These simulations start with a very complex digital model of the device to be tested (e.g., a car or a cell phone) and then simulate the physics of a dynamic event (e.g., an impact) by solving a series of differential equations over a period of time. Each stress or strain on one part of the model can create heat, movement, torque, etc. in other parts of the model, looking for areas where the model might deform or fail. These calculations can require high levels of compute and memory bandwidth on a compute node. Further, since an impact on one part of the model can cause changes in a distant part of the model, there can be high communication demands between compute nodes that have to share information between each other about how each of their assigned portions of the model are affected by, or are affecting, each other.
Figure 9: Altair Radioss performance (system level)
And a two-socket 32-core AMD EPYC 9384X system outperformed a two-socket 32-core Intel Xeon Platinum 8462Y+ system by ~1.37x on the same benchmarks.[9]
Figure 10: Altair Radioss performance (32 cores)
Figure 11: Ansys LS-DYNA performance (system level)
On a per-core basis, a two-socket 32-core AMD EPYC 9384X system outperformed a two-socket 32-core Intel Xeon Platinum 8462Y+ by up to ~1.89x on the 3car benchmark and also showed significantly higher performance on three other standard benchmarks.[10]
Figure 12: Ansys LS-DYNA performance (32 cores)
As presented above, the performance impact that AMD EPYC 9004 processors with AMD 3D V-Cache technology can deliver for technical computing workloads is impressive. If you are looking to minimize your time to solution, the highest core-count processors deliver exceptional performance per compute node. All of these workloads are very complex and solve very challenging problems. Further, the software licensing costs can be high, especially because software is often licensed on a per-core basis. Those looking to maximize the value of a per-core software license should consider mid-core count AMD EPYC 9004 processors with AMD 3D V-Cache technology to deliver a balance of exceptionally high per-core and per-node performance.
4th Gen AMD EPYC processors deliver the performance and efficiency needed to tackle today’s most challenging workloads. The advent of 4th Gen AMD EPYC processors with AMD 3D V-Cache technology brings the proven performance of AMD 3D V-Cache technology to the 4th generation of AMD EPYC processors to deliver exceptional performance for many memory bandwidth bound workloads.

Problem description — Please summarize the passage on simulation performance of AMD EPYC processors in two sentences.

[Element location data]
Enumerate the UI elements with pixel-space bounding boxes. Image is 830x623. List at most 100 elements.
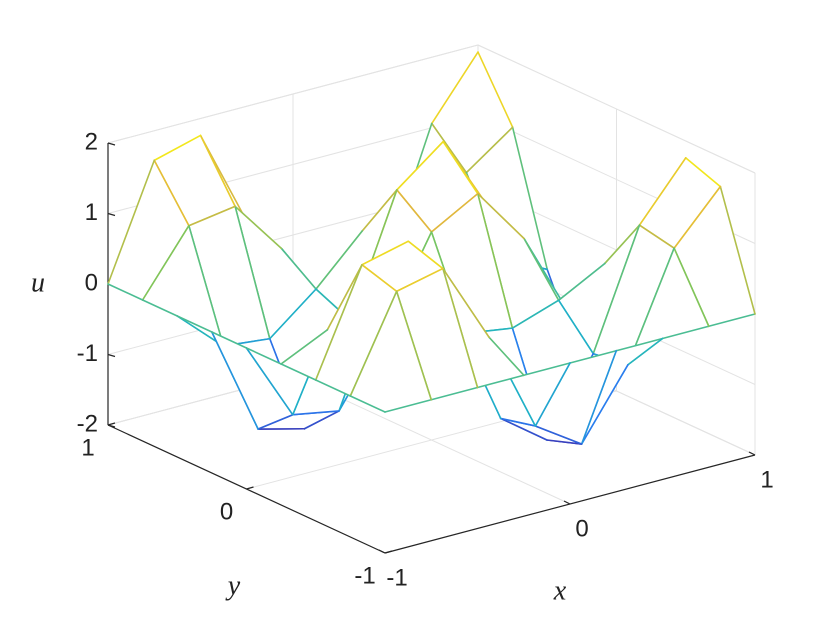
mesh-edge (442, 267, 479, 389)
x-tick (563, 500, 571, 505)
mesh-edge (442, 267, 490, 339)
mesh-edge (557, 299, 595, 355)
y-tick-label: 0 (220, 498, 233, 525)
mesh-edge (361, 189, 398, 232)
mesh-edge (707, 313, 756, 328)
mesh-edge (303, 410, 340, 430)
mesh-edge (592, 224, 641, 355)
mesh-edge (569, 349, 618, 364)
mesh-cell (466, 127, 548, 270)
mesh-cell (188, 206, 270, 347)
z-axis-label: u (31, 267, 45, 298)
mesh-edge (257, 413, 294, 430)
mesh-edge (557, 262, 606, 302)
mesh-cell (558, 225, 640, 354)
x-tick-label: 1 (760, 466, 773, 493)
mesh-edge (476, 374, 525, 389)
mesh-edge (430, 386, 479, 401)
mesh-edge (199, 134, 236, 208)
z-tick (107, 424, 116, 428)
mesh-edge (153, 159, 190, 227)
y-tick-label: -1 (354, 562, 375, 589)
mesh-cell (142, 225, 224, 347)
z-tick (107, 142, 116, 146)
mesh-cell (535, 350, 617, 445)
mesh-cell (442, 268, 524, 388)
mesh-edge (349, 290, 398, 397)
mesh-edge (291, 410, 340, 416)
mesh-edge (211, 331, 259, 430)
mesh-cell (431, 193, 513, 334)
y-tick (107, 422, 116, 426)
mesh-edge (314, 264, 363, 381)
mesh-cell (639, 157, 721, 249)
mesh-edge (314, 379, 352, 397)
mesh-edge (361, 264, 398, 293)
mesh-cell (593, 225, 675, 365)
mesh-edge (511, 299, 560, 329)
mesh-edge (245, 347, 282, 365)
mesh-edge (430, 122, 468, 174)
mesh-edge (534, 362, 571, 427)
z-tick (107, 353, 116, 358)
mesh-cell (627, 248, 709, 365)
mesh-edge (153, 134, 202, 162)
mesh-cell (396, 268, 478, 400)
mesh-edge (211, 331, 248, 349)
mesh-edge (638, 224, 675, 250)
mesh-edge (615, 337, 664, 352)
mesh-edge (442, 140, 479, 195)
z-tick (107, 212, 116, 217)
mesh-edge (107, 283, 144, 301)
z-tick-label: -1 (77, 340, 98, 367)
x-axis-label: x (553, 575, 567, 606)
mesh-edge (638, 157, 687, 226)
mesh-edge (546, 439, 583, 445)
mesh-cell (500, 418, 582, 445)
mesh-edge (234, 205, 271, 340)
mesh-edge (280, 329, 329, 365)
mesh-edge (188, 224, 225, 347)
mesh-edge (384, 398, 433, 413)
z-tick-label: 0 (85, 269, 98, 296)
mesh-cell (154, 135, 236, 226)
mesh-edge (141, 224, 190, 301)
mesh-edge (407, 240, 444, 270)
mesh-cell (362, 241, 443, 292)
mesh-edge (430, 51, 479, 125)
mesh-edge (396, 140, 444, 191)
y-tick (246, 486, 254, 490)
mesh-edge (499, 417, 537, 427)
mesh-edge (349, 395, 386, 413)
mesh-edge (141, 299, 179, 317)
mesh-cell (235, 206, 316, 339)
mesh-edge (280, 363, 317, 381)
mesh-edge (684, 157, 722, 188)
mesh-cell (350, 291, 432, 412)
mesh-edge (268, 288, 317, 340)
mesh-edge (395, 290, 433, 401)
mesh-edge (188, 205, 236, 227)
mesh-edge (477, 51, 514, 129)
mesh-edge (326, 264, 363, 331)
mesh-cell (316, 189, 397, 321)
mesh-edge (604, 224, 641, 265)
mesh-edge (315, 230, 364, 290)
mesh-edge (580, 363, 629, 445)
mesh-edge (488, 336, 525, 377)
mesh-edge (280, 247, 317, 290)
mesh-edge (396, 189, 433, 233)
x-tick-label: 0 (575, 515, 588, 542)
mesh-cell (581, 338, 663, 445)
mesh-edge (661, 325, 710, 340)
mesh-edge (245, 347, 294, 416)
mesh-edge (465, 126, 514, 174)
mesh-edge (673, 185, 722, 250)
y-tick-label: 1 (81, 434, 94, 461)
z-tick-label: 1 (85, 199, 98, 226)
mesh-edge (523, 237, 560, 302)
mesh-edge (361, 240, 410, 266)
x-tick-label: -1 (386, 564, 407, 591)
mesh-edge (627, 337, 664, 366)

Complete answer — These simulations model a device such as a car or cell phone and solve differential equations over time to simulate an impact, which can demand high compute, memory bandwidth and communication between compute nodes. A two-socket 32-core AMD EPYC 9384X system outperformed a comparable Intel Xeon Platinum 8462Y+ system by up to ~1.89x per core on the 3car benchmark, and because software is often licensed per core, mid-core-count AMD EPYC 9004 processors with AMD 3D V-Cache technology are recommended to balance per-core and per-node performance.